**REQUIRED WORK:** Locate each line of the material that contains "JSON", then return it.

**RECORDED INFORMATION:**

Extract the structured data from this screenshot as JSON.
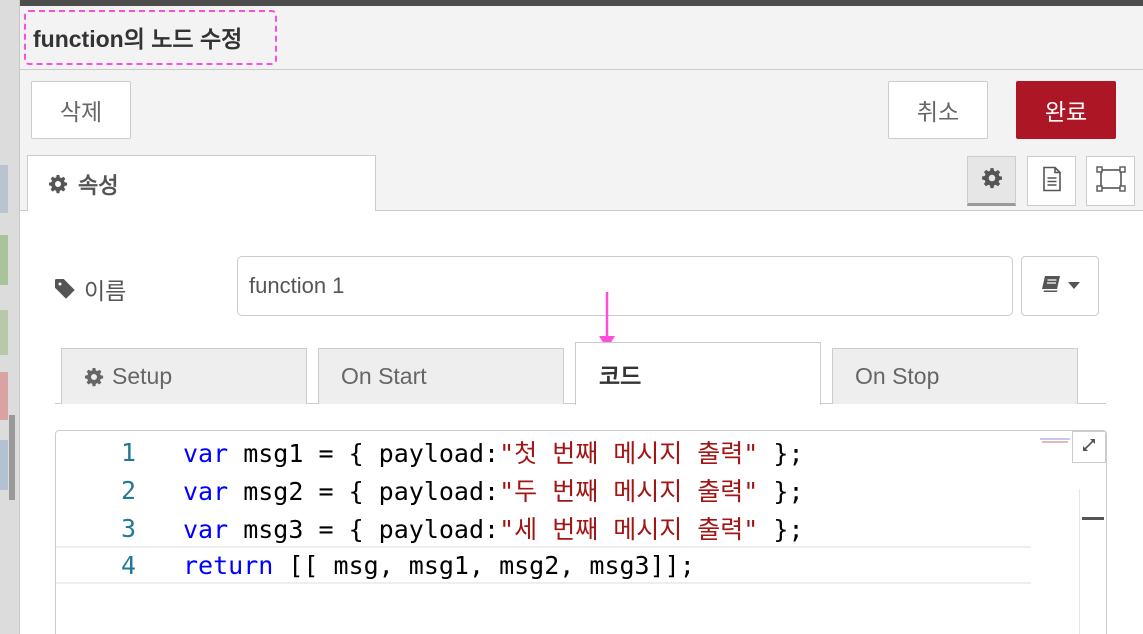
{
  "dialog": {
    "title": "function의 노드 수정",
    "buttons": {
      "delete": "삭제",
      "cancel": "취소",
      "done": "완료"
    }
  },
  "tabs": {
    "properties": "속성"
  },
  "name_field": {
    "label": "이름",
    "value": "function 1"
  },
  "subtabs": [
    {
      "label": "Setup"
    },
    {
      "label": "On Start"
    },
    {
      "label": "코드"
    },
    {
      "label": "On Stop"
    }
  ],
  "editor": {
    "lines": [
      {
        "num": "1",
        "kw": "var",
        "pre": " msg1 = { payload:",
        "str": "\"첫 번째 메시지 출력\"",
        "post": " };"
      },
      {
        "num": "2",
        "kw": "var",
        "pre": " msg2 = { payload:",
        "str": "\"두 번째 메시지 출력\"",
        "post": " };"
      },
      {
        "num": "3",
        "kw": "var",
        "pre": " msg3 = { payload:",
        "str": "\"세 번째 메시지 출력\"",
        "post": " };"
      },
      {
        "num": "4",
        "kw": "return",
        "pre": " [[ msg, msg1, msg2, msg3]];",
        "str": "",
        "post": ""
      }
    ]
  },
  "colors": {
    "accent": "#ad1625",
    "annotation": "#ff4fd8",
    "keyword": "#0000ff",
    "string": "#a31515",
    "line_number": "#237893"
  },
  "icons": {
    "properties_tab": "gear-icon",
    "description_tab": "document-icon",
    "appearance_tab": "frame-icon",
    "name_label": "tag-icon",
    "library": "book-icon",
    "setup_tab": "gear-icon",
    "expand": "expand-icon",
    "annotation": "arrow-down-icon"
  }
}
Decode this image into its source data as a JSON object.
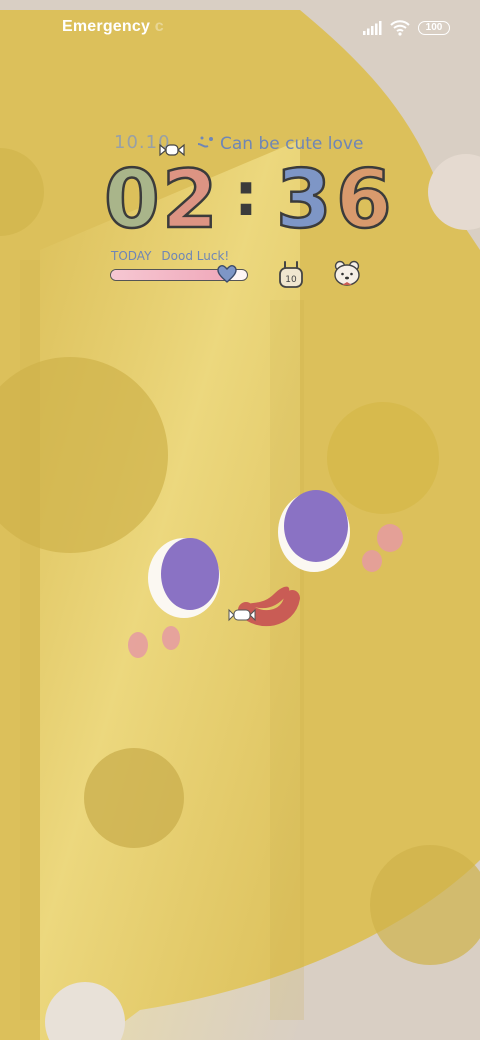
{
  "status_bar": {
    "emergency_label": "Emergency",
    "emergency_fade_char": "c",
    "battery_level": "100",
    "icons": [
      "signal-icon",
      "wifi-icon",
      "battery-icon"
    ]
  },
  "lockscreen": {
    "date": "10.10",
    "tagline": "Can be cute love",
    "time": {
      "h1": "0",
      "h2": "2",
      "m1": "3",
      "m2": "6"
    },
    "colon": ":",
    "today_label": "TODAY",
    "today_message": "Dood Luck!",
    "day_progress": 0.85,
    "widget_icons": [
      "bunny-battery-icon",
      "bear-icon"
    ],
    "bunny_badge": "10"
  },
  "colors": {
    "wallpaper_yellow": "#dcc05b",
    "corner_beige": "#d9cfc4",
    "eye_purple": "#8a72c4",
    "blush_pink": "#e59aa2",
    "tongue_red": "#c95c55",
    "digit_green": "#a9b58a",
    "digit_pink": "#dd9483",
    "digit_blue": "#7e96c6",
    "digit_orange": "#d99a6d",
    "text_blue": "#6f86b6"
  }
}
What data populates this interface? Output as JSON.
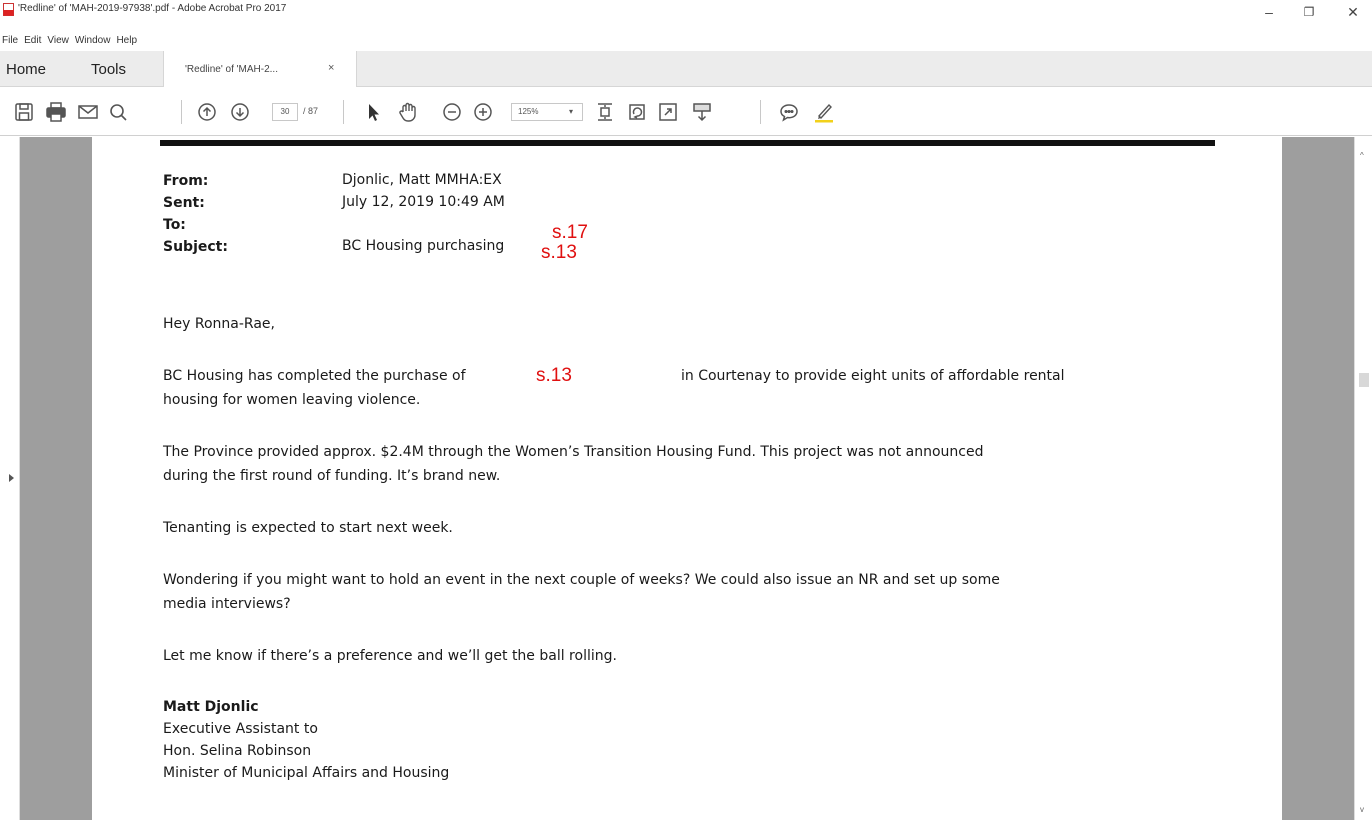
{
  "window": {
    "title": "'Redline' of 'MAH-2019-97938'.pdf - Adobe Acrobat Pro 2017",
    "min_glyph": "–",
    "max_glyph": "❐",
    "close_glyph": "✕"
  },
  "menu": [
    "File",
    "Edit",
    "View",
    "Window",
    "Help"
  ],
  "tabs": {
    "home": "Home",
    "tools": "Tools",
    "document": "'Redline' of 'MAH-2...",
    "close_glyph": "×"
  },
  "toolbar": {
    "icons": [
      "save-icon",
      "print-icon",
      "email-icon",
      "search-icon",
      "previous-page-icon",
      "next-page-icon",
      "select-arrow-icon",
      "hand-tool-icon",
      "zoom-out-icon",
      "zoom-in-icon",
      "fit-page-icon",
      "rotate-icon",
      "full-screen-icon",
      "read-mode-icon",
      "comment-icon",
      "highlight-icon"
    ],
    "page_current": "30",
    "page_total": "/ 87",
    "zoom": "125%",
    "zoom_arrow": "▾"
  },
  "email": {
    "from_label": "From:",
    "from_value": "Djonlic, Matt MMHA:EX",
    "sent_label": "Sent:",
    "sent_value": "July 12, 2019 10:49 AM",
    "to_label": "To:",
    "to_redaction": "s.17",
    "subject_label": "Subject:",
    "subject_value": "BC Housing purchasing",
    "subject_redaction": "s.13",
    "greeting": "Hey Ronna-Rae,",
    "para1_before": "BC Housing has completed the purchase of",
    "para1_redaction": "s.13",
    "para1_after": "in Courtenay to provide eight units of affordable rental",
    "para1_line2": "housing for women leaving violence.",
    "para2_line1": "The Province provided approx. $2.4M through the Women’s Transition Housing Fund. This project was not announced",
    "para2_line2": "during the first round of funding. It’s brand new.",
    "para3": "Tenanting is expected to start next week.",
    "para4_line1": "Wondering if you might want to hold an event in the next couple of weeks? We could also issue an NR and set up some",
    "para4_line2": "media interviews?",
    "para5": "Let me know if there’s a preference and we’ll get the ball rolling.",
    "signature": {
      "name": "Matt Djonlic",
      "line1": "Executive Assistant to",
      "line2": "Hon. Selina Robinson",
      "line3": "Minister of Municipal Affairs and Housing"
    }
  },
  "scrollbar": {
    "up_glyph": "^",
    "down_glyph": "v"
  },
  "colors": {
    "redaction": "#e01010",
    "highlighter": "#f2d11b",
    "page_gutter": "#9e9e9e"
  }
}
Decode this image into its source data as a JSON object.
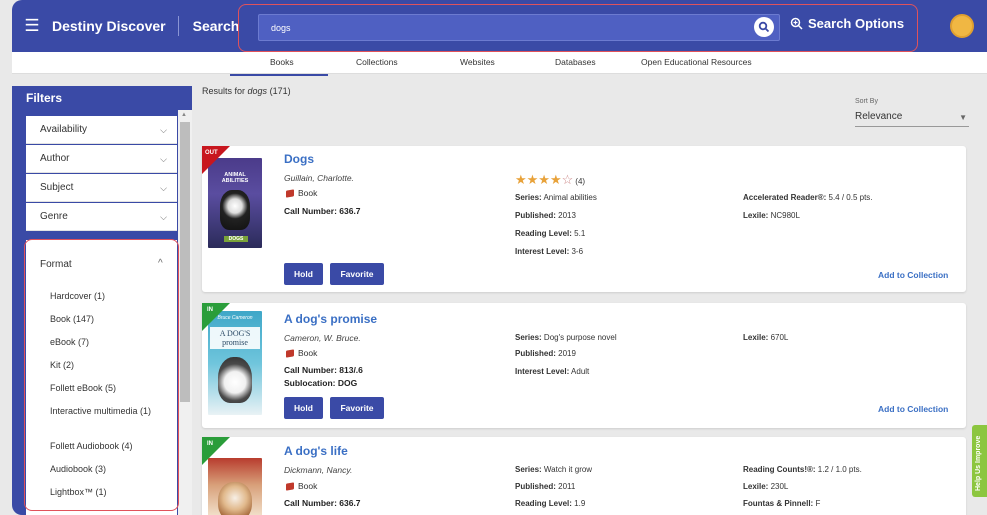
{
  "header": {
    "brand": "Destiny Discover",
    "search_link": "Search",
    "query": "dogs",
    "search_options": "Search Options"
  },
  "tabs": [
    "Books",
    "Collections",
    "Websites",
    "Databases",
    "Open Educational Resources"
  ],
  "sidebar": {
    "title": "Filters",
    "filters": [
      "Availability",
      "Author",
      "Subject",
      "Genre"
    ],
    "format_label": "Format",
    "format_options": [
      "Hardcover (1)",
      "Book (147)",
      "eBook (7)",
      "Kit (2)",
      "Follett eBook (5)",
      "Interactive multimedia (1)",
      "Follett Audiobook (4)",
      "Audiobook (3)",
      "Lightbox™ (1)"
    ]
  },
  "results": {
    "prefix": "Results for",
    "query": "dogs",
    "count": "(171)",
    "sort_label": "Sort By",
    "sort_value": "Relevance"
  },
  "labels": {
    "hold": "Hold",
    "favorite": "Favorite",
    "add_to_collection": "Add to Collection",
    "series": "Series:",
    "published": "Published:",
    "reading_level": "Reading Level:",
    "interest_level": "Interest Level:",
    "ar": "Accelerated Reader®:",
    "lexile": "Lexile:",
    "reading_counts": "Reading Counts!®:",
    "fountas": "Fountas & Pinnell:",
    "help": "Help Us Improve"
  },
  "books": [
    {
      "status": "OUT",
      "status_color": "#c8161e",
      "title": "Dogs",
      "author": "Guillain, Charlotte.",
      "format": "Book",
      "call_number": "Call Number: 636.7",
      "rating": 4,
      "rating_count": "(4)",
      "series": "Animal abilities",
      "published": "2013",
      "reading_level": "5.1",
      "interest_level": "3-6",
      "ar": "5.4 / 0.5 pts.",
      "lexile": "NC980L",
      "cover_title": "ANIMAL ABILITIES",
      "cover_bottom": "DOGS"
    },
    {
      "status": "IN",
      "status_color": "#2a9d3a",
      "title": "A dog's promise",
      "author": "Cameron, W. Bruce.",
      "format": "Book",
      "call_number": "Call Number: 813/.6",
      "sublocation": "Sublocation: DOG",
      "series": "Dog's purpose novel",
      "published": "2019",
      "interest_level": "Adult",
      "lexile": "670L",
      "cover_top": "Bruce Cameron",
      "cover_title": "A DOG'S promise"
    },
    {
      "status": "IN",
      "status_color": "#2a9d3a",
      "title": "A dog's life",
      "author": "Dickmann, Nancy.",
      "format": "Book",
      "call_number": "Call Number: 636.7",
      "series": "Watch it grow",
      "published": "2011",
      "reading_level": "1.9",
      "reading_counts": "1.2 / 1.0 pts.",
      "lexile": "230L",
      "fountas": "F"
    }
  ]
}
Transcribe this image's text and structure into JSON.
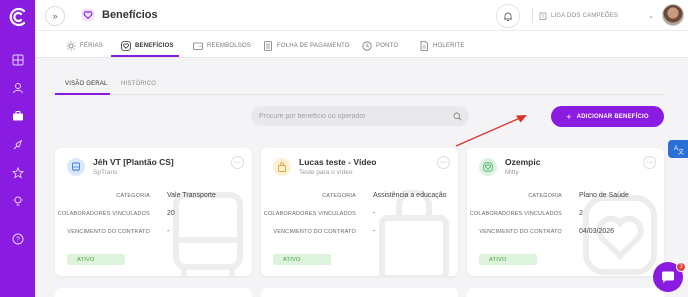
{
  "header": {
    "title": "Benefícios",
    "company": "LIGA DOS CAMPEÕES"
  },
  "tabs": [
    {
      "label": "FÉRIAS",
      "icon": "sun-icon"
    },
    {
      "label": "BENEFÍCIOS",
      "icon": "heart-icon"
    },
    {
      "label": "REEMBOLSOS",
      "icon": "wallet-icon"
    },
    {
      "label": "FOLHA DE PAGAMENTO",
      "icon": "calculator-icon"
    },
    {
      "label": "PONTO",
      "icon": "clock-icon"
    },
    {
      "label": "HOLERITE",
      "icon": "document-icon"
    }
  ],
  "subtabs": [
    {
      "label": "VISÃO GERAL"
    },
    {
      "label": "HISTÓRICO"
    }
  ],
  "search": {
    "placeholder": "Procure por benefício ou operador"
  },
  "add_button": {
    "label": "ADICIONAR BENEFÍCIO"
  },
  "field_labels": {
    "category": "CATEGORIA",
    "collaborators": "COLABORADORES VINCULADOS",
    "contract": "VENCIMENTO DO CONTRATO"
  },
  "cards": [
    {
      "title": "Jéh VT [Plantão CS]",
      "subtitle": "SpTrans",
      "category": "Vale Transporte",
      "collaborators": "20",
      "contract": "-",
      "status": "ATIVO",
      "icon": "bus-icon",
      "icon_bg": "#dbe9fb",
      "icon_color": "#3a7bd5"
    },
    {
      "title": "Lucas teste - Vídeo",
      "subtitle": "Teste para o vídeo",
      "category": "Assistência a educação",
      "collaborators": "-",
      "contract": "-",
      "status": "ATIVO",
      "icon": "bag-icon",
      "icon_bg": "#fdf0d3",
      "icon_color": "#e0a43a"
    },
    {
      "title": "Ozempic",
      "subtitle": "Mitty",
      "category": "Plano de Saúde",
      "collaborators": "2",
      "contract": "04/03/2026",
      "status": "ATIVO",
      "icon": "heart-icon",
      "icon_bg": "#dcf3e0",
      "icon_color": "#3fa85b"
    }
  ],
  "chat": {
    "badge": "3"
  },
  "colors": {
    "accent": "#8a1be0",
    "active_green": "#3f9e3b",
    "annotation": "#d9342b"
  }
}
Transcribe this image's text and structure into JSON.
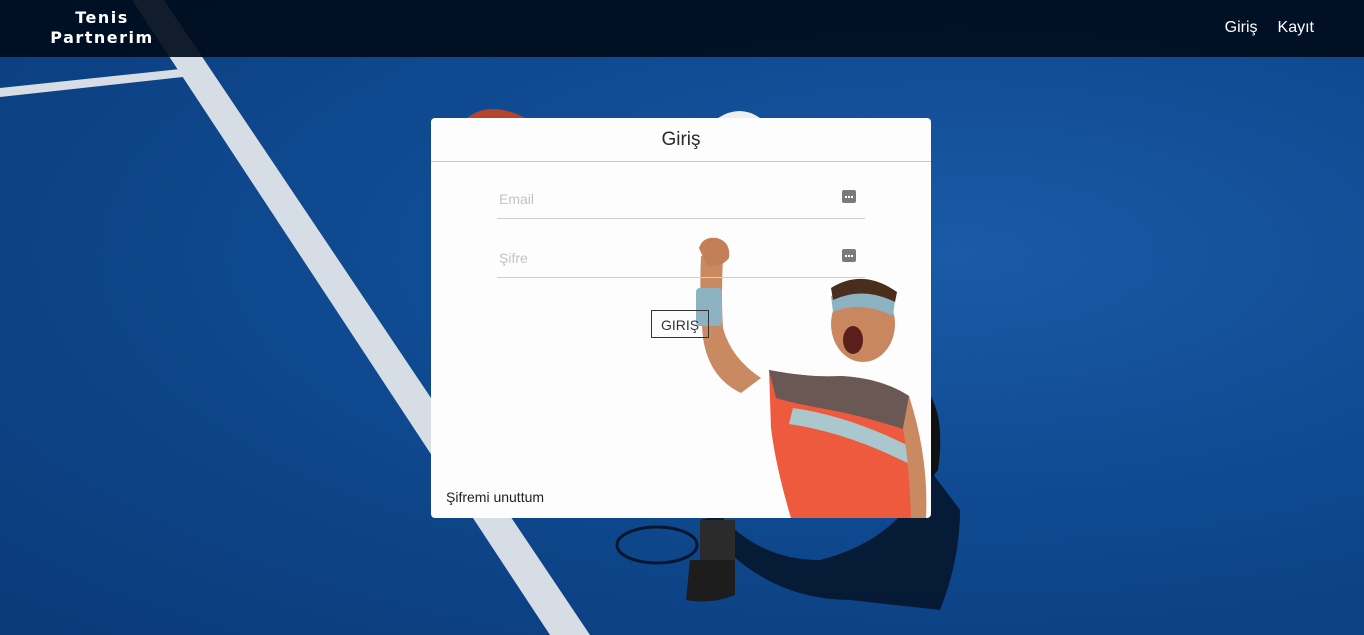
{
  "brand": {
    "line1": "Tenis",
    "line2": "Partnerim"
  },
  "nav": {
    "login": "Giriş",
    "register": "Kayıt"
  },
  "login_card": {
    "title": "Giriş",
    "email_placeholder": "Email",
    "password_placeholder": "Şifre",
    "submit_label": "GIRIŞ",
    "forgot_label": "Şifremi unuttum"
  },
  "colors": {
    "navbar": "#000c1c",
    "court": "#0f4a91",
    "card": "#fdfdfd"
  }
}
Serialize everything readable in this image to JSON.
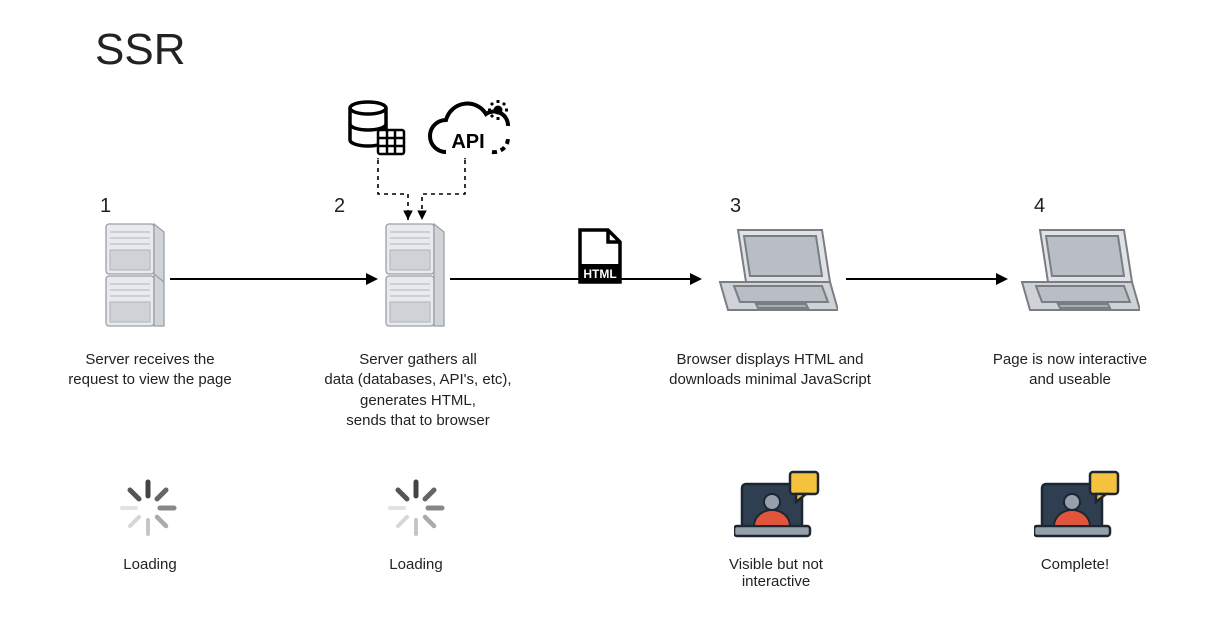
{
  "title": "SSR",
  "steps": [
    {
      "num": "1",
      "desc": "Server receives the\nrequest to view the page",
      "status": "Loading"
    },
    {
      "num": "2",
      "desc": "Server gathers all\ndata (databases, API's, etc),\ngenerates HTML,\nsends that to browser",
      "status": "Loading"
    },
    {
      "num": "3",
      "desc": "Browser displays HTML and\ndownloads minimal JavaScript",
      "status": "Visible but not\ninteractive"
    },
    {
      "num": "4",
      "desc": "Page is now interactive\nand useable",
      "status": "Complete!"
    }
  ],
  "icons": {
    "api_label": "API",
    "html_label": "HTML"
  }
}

**EXERCISE RESPONSE:**
Extract the structured data from this screenshot as JSON.
Decode this image into its source data as a JSON object.
What data populates this interface? Output as JSON.
Decode this image into its source data as a JSON object.
Transcribe this image's text and structure into JSON.
Transcribe this image's text and structure into JSON.
Serialize everything readable in this image to JSON.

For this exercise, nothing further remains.